■ JOB
Locate each line below that includes "左小腿内侧皮肤破溃" and reproduce it.
───── DATASET EXCERPTS
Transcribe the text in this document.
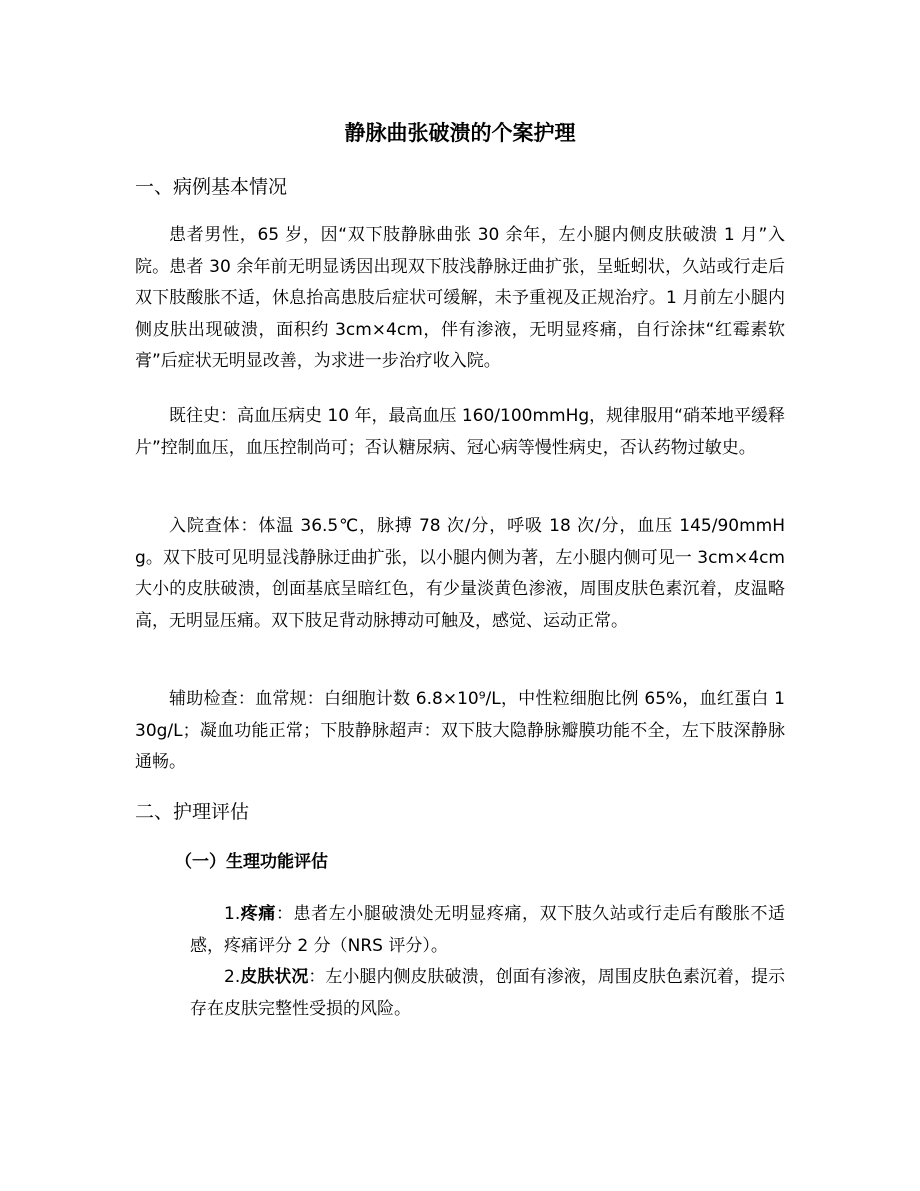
静脉曲张破溃的个案护理
一、病例基本情况
患者男性，65 岁，因“双下肢静脉曲张 30 余年，左小腿内侧皮肤破溃 1 月”入院。患者 30 余年前无明显诱因出现双下肢浅静脉迂曲扩张，呈蚯蚓状，久站或行走后双下肢酸胀不适，休息抬高患肢后症状可缓解，未予重视及正规治疗。1 月前左小腿内侧皮肤出现破溃，面积约 3cm×4cm，伴有渗液，无明显疼痛，自行涂抹“红霉素软膏”后症状无明显改善，为求进一步治疗收入院。
既往史：高血压病史 10 年，最高血压 160/100mmHg，规律服用“硝苯地平缓释片”控制血压，血压控制尚可；否认糖尿病、冠心病等慢性病史，否认药物过敏史。
入院查体：体温 36.5℃，脉搏 78 次/分，呼吸 18 次/分，血压 145/90mmHg。双下肢可见明显浅静脉迂曲扩张，以小腿内侧为著，左小腿内侧可见一 3cm×4cm 大小的皮肤破溃，创面基底呈暗红色，有少量淡黄色渗液，周围皮肤色素沉着，皮温略高，无明显压痛。双下肢足背动脉搏动可触及，感觉、运动正常。
辅助检查：血常规：白细胞计数 6.8×10⁹/L，中性粒细胞比例 65%，血红蛋白 130g/L；凝血功能正常；下肢静脉超声：双下肢大隐静脉瓣膜功能不全，左下肢深静脉通畅。
二、护理评估
（一）生理功能评估
1.疼痛：患者左小腿破溃处无明显疼痛，双下肢久站或行走后有酸胀不适感，疼痛评分 2 分（NRS 评分）。
2.皮肤状况：左小腿内侧皮肤破溃，创面有渗液，周围皮肤色素沉着，提示存在皮肤完整性受损的风险。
──────────
■ ANSWER
患者男性，65 岁，因“双下肢静脉曲张 30 余年，左小腿内侧皮肤破溃 1 月”入院。患者 30 余年前无明显诱因出现双下肢浅静脉迂曲扩张，呈蚯蚓状，久站或行走后双下肢酸胀不适，休息抬高患肢后症状可缓解，未予重视及正规治疗。1 月前左小腿内侧皮肤出现破溃，面积约 3cm×4cm，伴有渗液，无明显疼痛，自行涂抹“红霉素软膏”后症状无明显改善，为求进一步治疗收入院。
2.皮肤状况：左小腿内侧皮肤破溃，创面有渗液，周围皮肤色素沉着，提示存在皮肤完整性受损的风险。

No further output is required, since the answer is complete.